What is asked: Images appear in the records below; leave them out and repeat everything else exactly.

Supplied information:
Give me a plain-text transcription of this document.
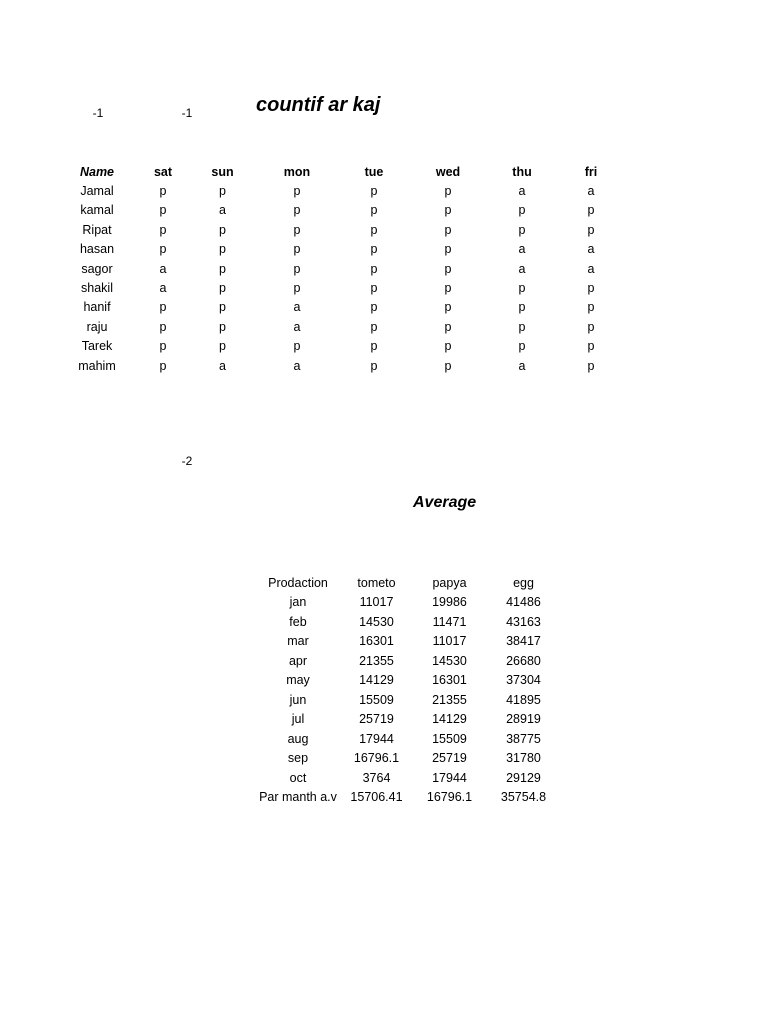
-1	-1	countif ar kaj
Name	sat	sun	mon	tue	wed	thu	fri
Jamal	p	p	p	p	p	a	a
kamal	p	a	p	p	p	p	p
Ripat	p	p	p	p	p	p	p
hasan	p	p	p	p	p	a	a
sagor	a	p	p	p	p	a	a
shakil	a	p	p	p	p	p	p
hanif	p	p	a	p	p	p	p
raju	p	p	a	p	p	p	p
Tarek	p	p	p	p	p	p	p
mahim	p	a	a	p	p	a	p
-2
Average
Prodaction	tometo	papya	egg
jan	11017	19986	41486
feb	14530	11471	43163
mar	16301	11017	38417
apr	21355	14530	26680
may	14129	16301	37304
jun	15509	21355	41895
jul	25719	14129	28919
aug	17944	15509	38775
sep	16796.1	25719	31780
oct	3764	17944	29129
Par manth a.v	15706.41	16796.1	35754.8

Correct output:
Give me a plain-text transcription of this document.
-1	-1	countif ar kaj
Name	sat	sun	mon	tue	wed	thu	fri
Jamal	p	p	p	p	p	a	a
kamal	p	a	p	p	p	p	p
Ripat	p	p	p	p	p	p	p
hasan	p	p	p	p	p	a	a
sagor	a	p	p	p	p	a	a
shakil	a	p	p	p	p	p	p
hanif	p	p	a	p	p	p	p
raju	p	p	a	p	p	p	p
Tarek	p	p	p	p	p	p	p
mahim	p	a	a	p	p	a	p
-2
Average
Prodaction	tometo	papya	egg
jan	11017	19986	41486
feb	14530	11471	43163
mar	16301	11017	38417
apr	21355	14530	26680
may	14129	16301	37304
jun	15509	21355	41895
jul	25719	14129	28919
aug	17944	15509	38775
sep	16796.1	25719	31780
oct	3764	17944	29129
Par manth a.v	15706.41	16796.1	35754.8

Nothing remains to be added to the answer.